Exercise description =
Reproduce every entry that follows word for word, but omit the images.

[Dataset items]

^^^^^^^^

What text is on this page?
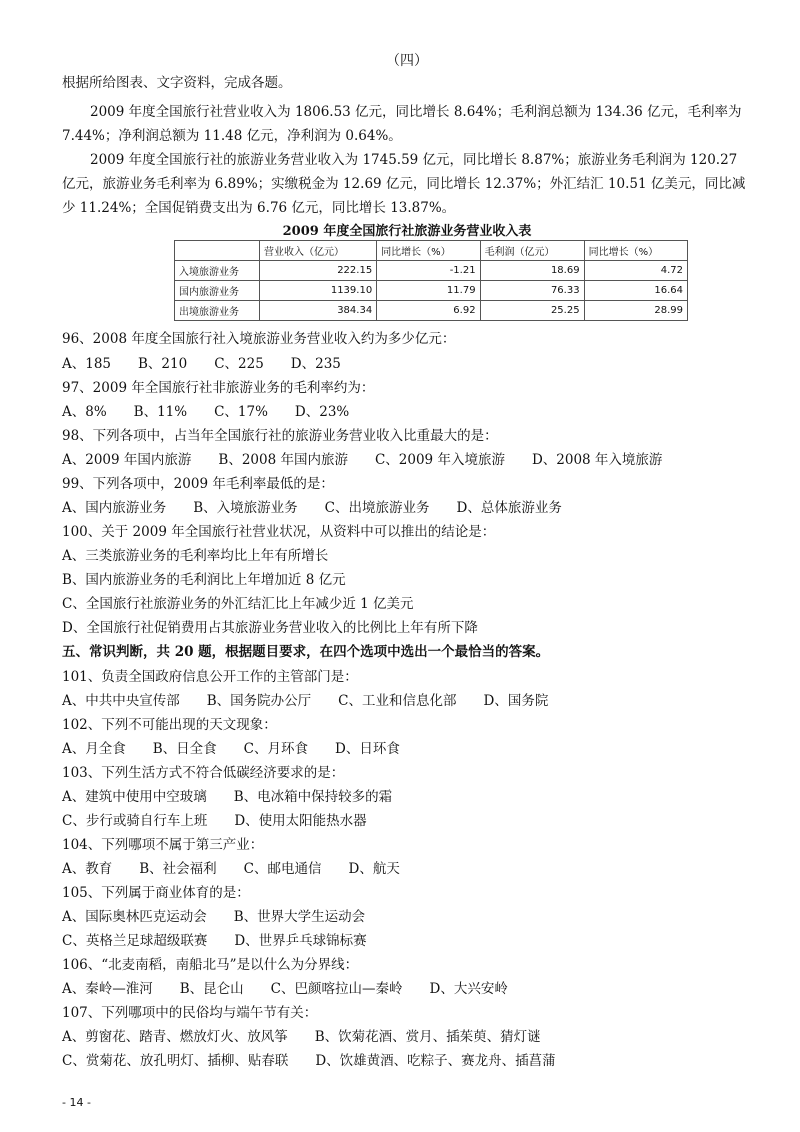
（四）
根据所给图表、文字资料，完成各题。
2009 年度全国旅行社营业收入为 1806.53 亿元，同比增长 8.64%；毛利润总额为 134.36 亿元，毛利率为
7.44%；净利润总额为 11.48 亿元，净利润为 0.64%。
2009 年度全国旅行社的旅游业务营业收入为 1745.59 亿元，同比增长 8.87%；旅游业务毛利润为 120.27
亿元，旅游业务毛利率为 6.89%；实缴税金为 12.69 亿元，同比增长 12.37%；外汇结汇 10.51 亿美元，同比减
少 11.24%；全国促销费支出为 6.76 亿元，同比增长 13.87%。
2009 年度全国旅行社旅游业务营业收入表
	营业收入（亿元）	同比增长（%）	毛利润（亿元）	同比增长（%）
入境旅游业务	222.15	-1.21	18.69	4.72
国内旅游业务	1139.10	11.79	76.33	16.64
出境旅游业务	384.34	6.92	25.25	28.99
96、2008 年度全国旅行社入境旅游业务营业收入约为多少亿元：
A、185　　B、210　　C、225　　D、235
97、2009 年全国旅行社非旅游业务的毛利率约为：
A、8%　　B、11%　　C、17%　　D、23%
98、下列各项中，占当年全国旅行社的旅游业务营业收入比重最大的是：
A、2009 年国内旅游　　B、2008 年国内旅游　　C、2009 年入境旅游　　D、2008 年入境旅游
99、下列各项中，2009 年毛利率最低的是：
A、国内旅游业务　　B、入境旅游业务　　C、出境旅游业务　　D、总体旅游业务
100、关于 2009 年全国旅行社营业状况，从资料中可以推出的结论是：
A、三类旅游业务的毛利率均比上年有所增长
B、国内旅游业务的毛利润比上年增加近 8 亿元
C、全国旅行社旅游业务的外汇结汇比上年减少近 1 亿美元
D、全国旅行社促销费用占其旅游业务营业收入的比例比上年有所下降
五、常识判断，共 20 题，根据题目要求，在四个选项中选出一个最恰当的答案。
101、负责全国政府信息公开工作的主管部门是：
A、中共中央宣传部　　B、国务院办公厅　　C、工业和信息化部　　D、国务院
102、下列不可能出现的天文现象：
A、月全食　　B、日全食　　C、月环食　　D、日环食
103、下列生活方式不符合低碳经济要求的是：
A、建筑中使用中空玻璃　　B、电冰箱中保持较多的霜
C、步行或骑自行车上班　　D、使用太阳能热水器
104、下列哪项不属于第三产业：
A、教育　　B、社会福利　　C、邮电通信　　D、航天
105、下列属于商业体育的是：
A、国际奥林匹克运动会　　B、世界大学生运动会
C、英格兰足球超级联赛　　D、世界乒乓球锦标赛
106、“北麦南稻，南船北马”是以什么为分界线：
A、秦岭—淮河　　B、昆仑山　　C、巴颜喀拉山—秦岭　　D、大兴安岭
107、下列哪项中的民俗均与端午节有关：
A、剪窗花、踏青、燃放灯火、放风筝　　B、饮菊花酒、赏月、插茱萸、猜灯谜
C、赏菊花、放孔明灯、插柳、贴春联　　D、饮雄黄酒、吃粽子、赛龙舟、插菖蒲
- 14 -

^^^^^^^^

Task output =
What text is on this page?
（四）
根据所给图表、文字资料，完成各题。
2009 年度全国旅行社营业收入为 1806.53 亿元，同比增长 8.64%；毛利润总额为 134.36 亿元，毛利率为
7.44%；净利润总额为 11.48 亿元，净利润为 0.64%。
2009 年度全国旅行社的旅游业务营业收入为 1745.59 亿元，同比增长 8.87%；旅游业务毛利润为 120.27
亿元，旅游业务毛利率为 6.89%；实缴税金为 12.69 亿元，同比增长 12.37%；外汇结汇 10.51 亿美元，同比减
少 11.24%；全国促销费支出为 6.76 亿元，同比增长 13.87%。
2009 年度全国旅行社旅游业务营业收入表
	营业收入（亿元）	同比增长（%）	毛利润（亿元）	同比增长（%）
入境旅游业务	222.15	-1.21	18.69	4.72
国内旅游业务	1139.10	11.79	76.33	16.64
出境旅游业务	384.34	6.92	25.25	28.99
96、2008 年度全国旅行社入境旅游业务营业收入约为多少亿元：
A、185　　B、210　　C、225　　D、235
97、2009 年全国旅行社非旅游业务的毛利率约为：
A、8%　　B、11%　　C、17%　　D、23%
98、下列各项中，占当年全国旅行社的旅游业务营业收入比重最大的是：
A、2009 年国内旅游　　B、2008 年国内旅游　　C、2009 年入境旅游　　D、2008 年入境旅游
99、下列各项中，2009 年毛利率最低的是：
A、国内旅游业务　　B、入境旅游业务　　C、出境旅游业务　　D、总体旅游业务
100、关于 2009 年全国旅行社营业状况，从资料中可以推出的结论是：
A、三类旅游业务的毛利率均比上年有所增长
B、国内旅游业务的毛利润比上年增加近 8 亿元
C、全国旅行社旅游业务的外汇结汇比上年减少近 1 亿美元
D、全国旅行社促销费用占其旅游业务营业收入的比例比上年有所下降
五、常识判断，共 20 题，根据题目要求，在四个选项中选出一个最恰当的答案。
101、负责全国政府信息公开工作的主管部门是：
A、中共中央宣传部　　B、国务院办公厅　　C、工业和信息化部　　D、国务院
102、下列不可能出现的天文现象：
A、月全食　　B、日全食　　C、月环食　　D、日环食
103、下列生活方式不符合低碳经济要求的是：
A、建筑中使用中空玻璃　　B、电冰箱中保持较多的霜
C、步行或骑自行车上班　　D、使用太阳能热水器
104、下列哪项不属于第三产业：
A、教育　　B、社会福利　　C、邮电通信　　D、航天
105、下列属于商业体育的是：
A、国际奥林匹克运动会　　B、世界大学生运动会
C、英格兰足球超级联赛　　D、世界乒乓球锦标赛
106、“北麦南稻，南船北马”是以什么为分界线：
A、秦岭—淮河　　B、昆仑山　　C、巴颜喀拉山—秦岭　　D、大兴安岭
107、下列哪项中的民俗均与端午节有关：
A、剪窗花、踏青、燃放灯火、放风筝　　B、饮菊花酒、赏月、插茱萸、猜灯谜
C、赏菊花、放孔明灯、插柳、贴春联　　D、饮雄黄酒、吃粽子、赛龙舟、插菖蒲
- 14 -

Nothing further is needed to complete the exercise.